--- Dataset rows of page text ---
· · · · · · ·
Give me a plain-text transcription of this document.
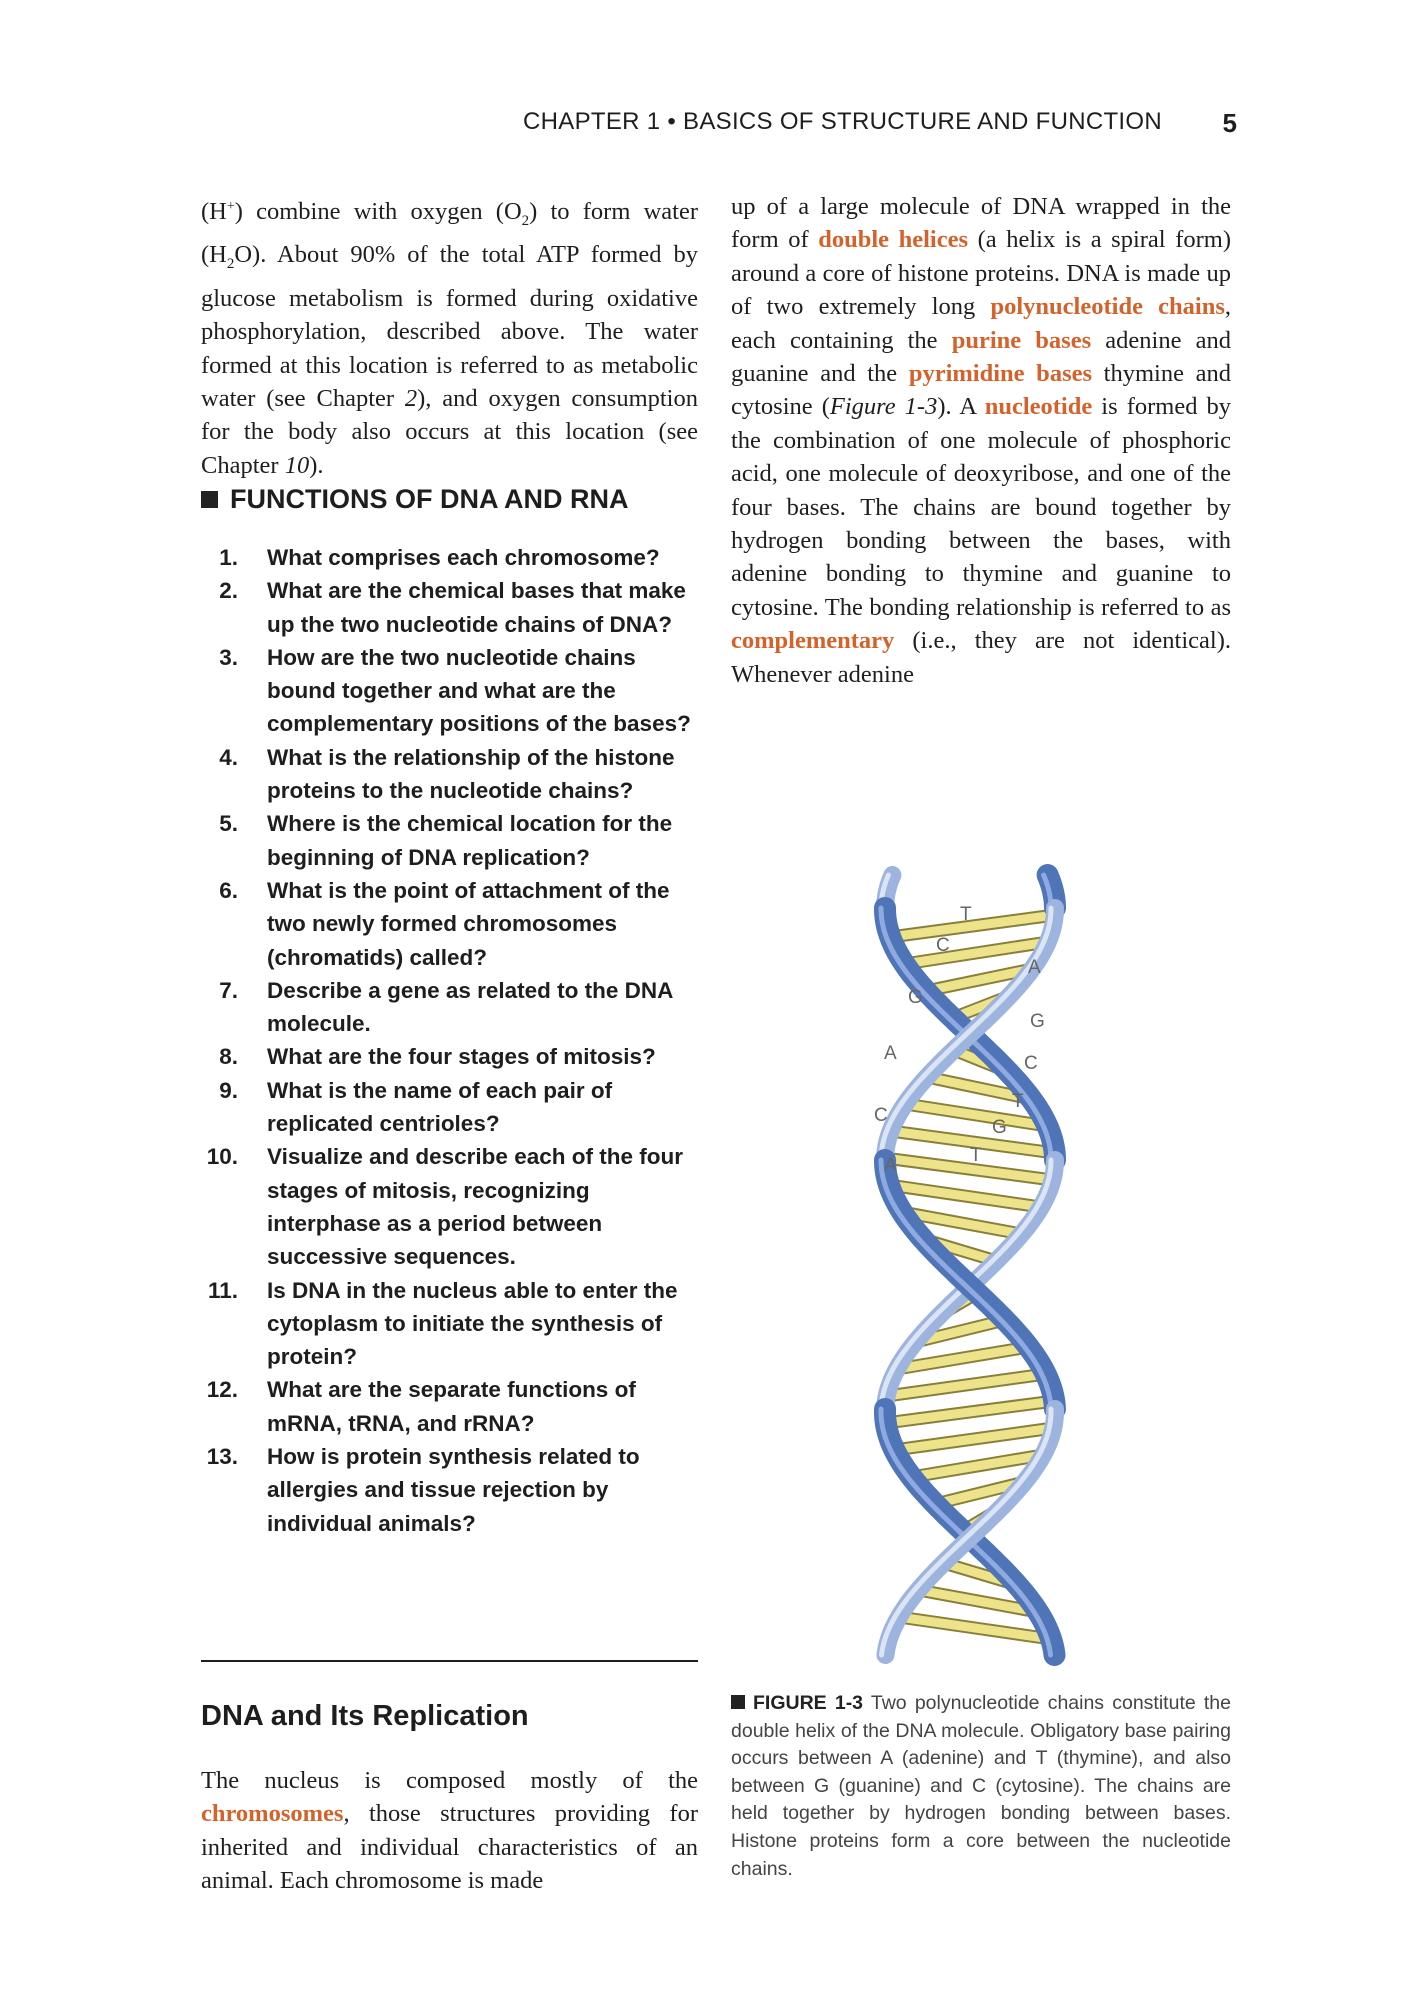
CHAPTER 1 • BASICS OF STRUCTURE AND FUNCTION	5

(H+) combine with oxygen $(O_2)$ to form water $(H_2O)$. About 90% of the total ATP formed by glucose metabolism is formed during oxidative phosphorylation, described above. The water formed at this location is referred to as metabolic water (see Chapter 2), and oxygen consumption for the body also occurs at this location (see Chapter 10).

FUNCTIONS OF DNA AND RNA
1. What comprises each chromosome?
2. What are the chemical bases that make up the two nucleotide chains of DNA?
3. How are the two nucleotide chains bound together and what are the complementary positions of the bases?
4. What is the relationship of the histone proteins to the nucleotide chains?
5. Where is the chemical location for the beginning of DNA replication?
6. What is the point of attachment of the two newly formed chromosomes (chromatids) called?
7. Describe a gene as related to the DNA molecule.
8. What are the four stages of mitosis?
9. What is the name of each pair of replicated centrioles?
10. Visualize and describe each of the four stages of mitosis, recognizing interphase as a period between successive sequences.
11. Is DNA in the nucleus able to enter the cytoplasm to initiate the synthesis of protein?
12. What are the separate functions of mRNA, tRNA, and rRNA?
13. How is protein synthesis related to allergies and tissue rejection by individual animals?
DNA and Its Replication

The nucleus is composed mostly of the chromosomes, those structures providing for inherited and individual characteristics of an animal. Each chromosome is made

up of a large molecule of DNA wrapped in the form of double helices (a helix is a spiral form) around a core of histone proteins. DNA is made up of two extremely long polynucleotide chains, each containing the purine bases adenine and guanine and the pyrimidine bases thymine and cytosine (Figure 1-3). A nucleotide is formed by the combination of one molecule of phosphoric acid, one molecule of deoxyribose, and one of the four bases. The chains are bound together by hydrogen bonding between the bases, with adenine bonding to thymine and guanine to cytosine. The bonding relationship is referred to as complementary (i.e., they are not identical). Whenever adenine

T
C
G
A
C
A
A
G
C
T
G
T

FIGURE 1-3 Two polynucleotide chains constitute the double helix of the DNA molecule. Obligatory base pairing occurs between A (adenine) and T (thymine), and also between G (guanine) and C (cytosine). The chains are held together by hydrogen bonding between bases. Histone proteins form a core between the nucleotide chains.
· · · · · · ·
--- What needs to be done ---
Read through the entries and copy every line that includes "chemical".

--- Result for this exercise ---
2. What are the chemical bases that make up the two nucleotide chains of DNA?
5. Where is the chemical location for the beginning of DNA replication?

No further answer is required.